● Directive: Output each line of the material exactly as it stands.

>> start

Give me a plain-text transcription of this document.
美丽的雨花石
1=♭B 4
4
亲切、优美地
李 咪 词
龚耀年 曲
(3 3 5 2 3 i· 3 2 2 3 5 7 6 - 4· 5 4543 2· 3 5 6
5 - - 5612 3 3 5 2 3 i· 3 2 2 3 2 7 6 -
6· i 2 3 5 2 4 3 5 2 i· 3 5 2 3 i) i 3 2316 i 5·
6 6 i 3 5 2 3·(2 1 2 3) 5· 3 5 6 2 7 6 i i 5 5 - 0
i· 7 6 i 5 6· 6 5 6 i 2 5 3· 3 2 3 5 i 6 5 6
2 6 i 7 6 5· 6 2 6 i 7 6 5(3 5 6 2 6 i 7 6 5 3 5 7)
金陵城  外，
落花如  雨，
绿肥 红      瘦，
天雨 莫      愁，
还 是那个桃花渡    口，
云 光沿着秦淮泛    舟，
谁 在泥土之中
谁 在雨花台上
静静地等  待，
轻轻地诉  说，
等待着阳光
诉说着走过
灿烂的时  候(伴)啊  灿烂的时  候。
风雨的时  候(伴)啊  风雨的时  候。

>> end

● Final result:
Give me a plain-text transcription of this document.
美丽的雨花石
1=♭B 4
4
亲切、优美地
李 咪 词
龚耀年 曲
(3 3 5 2 3 i· 3 2 2 3 5 7 6 - 4· 5 4543 2· 3 5 6
5 - - 5612 3 3 5 2 3 i· 3 2 2 3 2 7 6 -
6· i 2 3 5 2 4 3 5 2 i· 3 5 2 3 i) i 3 2316 i 5·
6 6 i 3 5 2 3·(2 1 2 3) 5· 3 5 6 2 7 6 i i 5 5 - 0
i· 7 6 i 5 6· 6 5 6 i 2 5 3· 3 2 3 5 i 6 5 6
2 6 i 7 6 5· 6 2 6 i 7 6 5(3 5 6 2 6 i 7 6 5 3 5 7)
金陵城  外，
落花如  雨，
绿肥 红      瘦，
天雨 莫      愁，
还 是那个桃花渡    口，
云 光沿着秦淮泛    舟，
谁 在泥土之中
谁 在雨花台上
静静地等  待，
轻轻地诉  说，
等待着阳光
诉说着走过
灿烂的时  候(伴)啊  灿烂的时  候。
风雨的时  候(伴)啊  风雨的时  候。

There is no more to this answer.